--- START ---
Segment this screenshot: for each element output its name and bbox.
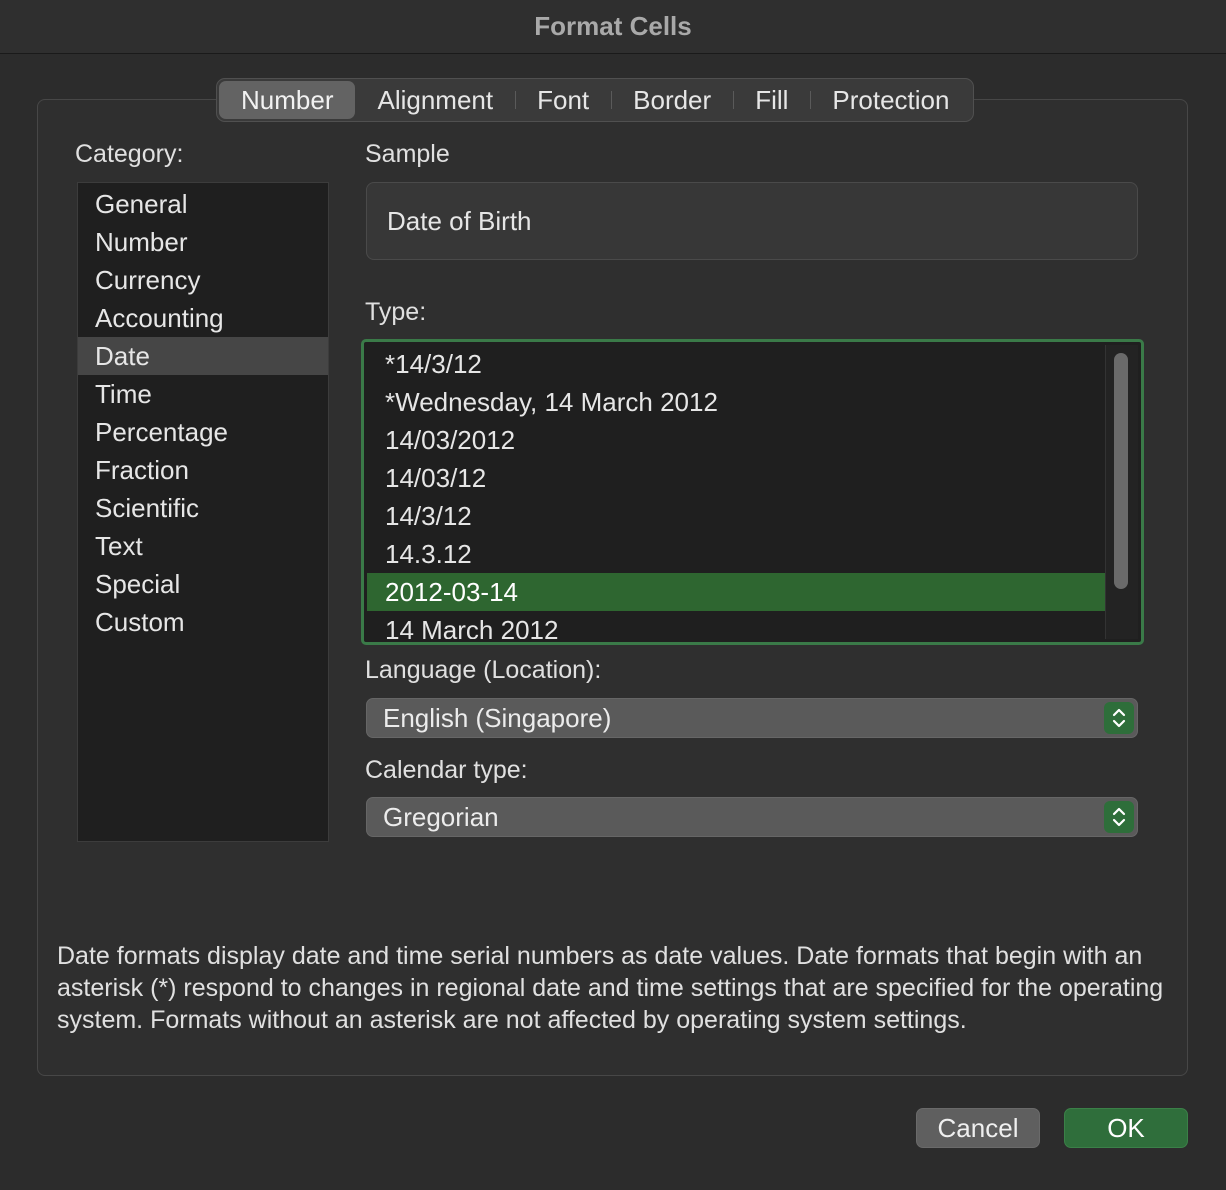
category-item-text[interactable]: Text	[78, 527, 328, 565]
category-item-currency[interactable]: Currency	[78, 261, 328, 299]
category-item-special[interactable]: Special	[78, 565, 328, 603]
category-item-date[interactable]: Date	[78, 337, 328, 375]
category-item-custom[interactable]: Custom	[78, 603, 328, 641]
tab-font[interactable]: Font	[515, 81, 611, 119]
type-item[interactable]: *Wednesday, 14 March 2012	[367, 383, 1105, 421]
format-cells-dialog: Format Cells Number Alignment Font Borde…	[0, 0, 1226, 1190]
category-item-percentage[interactable]: Percentage	[78, 413, 328, 451]
category-label: Category:	[75, 140, 184, 168]
tab-fill[interactable]: Fill	[733, 81, 810, 119]
sample-value: Date of Birth	[387, 205, 532, 236]
chevron-up-down-icon	[1104, 702, 1134, 734]
type-list[interactable]: *14/3/12 *Wednesday, 14 March 2012 14/03…	[361, 339, 1144, 645]
category-item-general[interactable]: General	[78, 185, 328, 223]
tab-protection[interactable]: Protection	[810, 81, 971, 119]
type-item-selected[interactable]: 2012-03-14	[367, 573, 1105, 611]
type-item[interactable]: 14/3/12	[367, 497, 1105, 535]
type-label: Type:	[365, 298, 427, 326]
window-title: Format Cells	[534, 11, 692, 41]
category-list[interactable]: General Number Currency Accounting Date …	[77, 182, 329, 842]
tab-border[interactable]: Border	[611, 81, 733, 119]
type-item[interactable]: 14 March 2012	[367, 611, 1105, 639]
category-item-number[interactable]: Number	[78, 223, 328, 261]
type-item[interactable]: 14/03/12	[367, 459, 1105, 497]
cancel-button[interactable]: Cancel	[916, 1108, 1040, 1148]
type-list-items: *14/3/12 *Wednesday, 14 March 2012 14/03…	[367, 345, 1105, 639]
category-item-time[interactable]: Time	[78, 375, 328, 413]
calendar-label: Calendar type:	[365, 756, 528, 784]
format-description: Date formats display date and time seria…	[57, 942, 1164, 1034]
calendar-select[interactable]: Gregorian	[366, 797, 1138, 837]
scrollbar-thumb[interactable]	[1114, 353, 1128, 589]
ok-button[interactable]: OK	[1064, 1108, 1188, 1148]
title-bar[interactable]: Format Cells	[0, 0, 1226, 54]
sample-label: Sample	[365, 140, 450, 168]
tab-number[interactable]: Number	[219, 81, 356, 119]
category-item-fraction[interactable]: Fraction	[78, 451, 328, 489]
type-item[interactable]: 14/03/2012	[367, 421, 1105, 459]
sample-preview: Date of Birth	[366, 182, 1138, 260]
type-item[interactable]: *14/3/12	[367, 345, 1105, 383]
type-item[interactable]: 14.3.12	[367, 535, 1105, 573]
language-value: English (Singapore)	[383, 702, 612, 733]
tab-alignment[interactable]: Alignment	[355, 81, 515, 119]
calendar-value: Gregorian	[383, 801, 499, 832]
tab-bar: Number Alignment Font Border Fill Protec…	[216, 78, 975, 122]
category-item-scientific[interactable]: Scientific	[78, 489, 328, 527]
chevron-up-down-icon	[1104, 801, 1134, 833]
type-list-scrollbar[interactable]	[1105, 345, 1138, 639]
language-label: Language (Location):	[365, 656, 602, 684]
language-select[interactable]: English (Singapore)	[366, 698, 1138, 738]
category-item-accounting[interactable]: Accounting	[78, 299, 328, 337]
--- END ---
▶ **TRY IT**
Return every line of the records in which the word "language" is found.

▶ **RESPONSE BOX**
language-value: English (Singapore)	[383, 702, 612, 733]
language-label: Language (Location):	[365, 656, 602, 684]
language-select[interactable]: English (Singapore)	[366, 698, 1138, 738]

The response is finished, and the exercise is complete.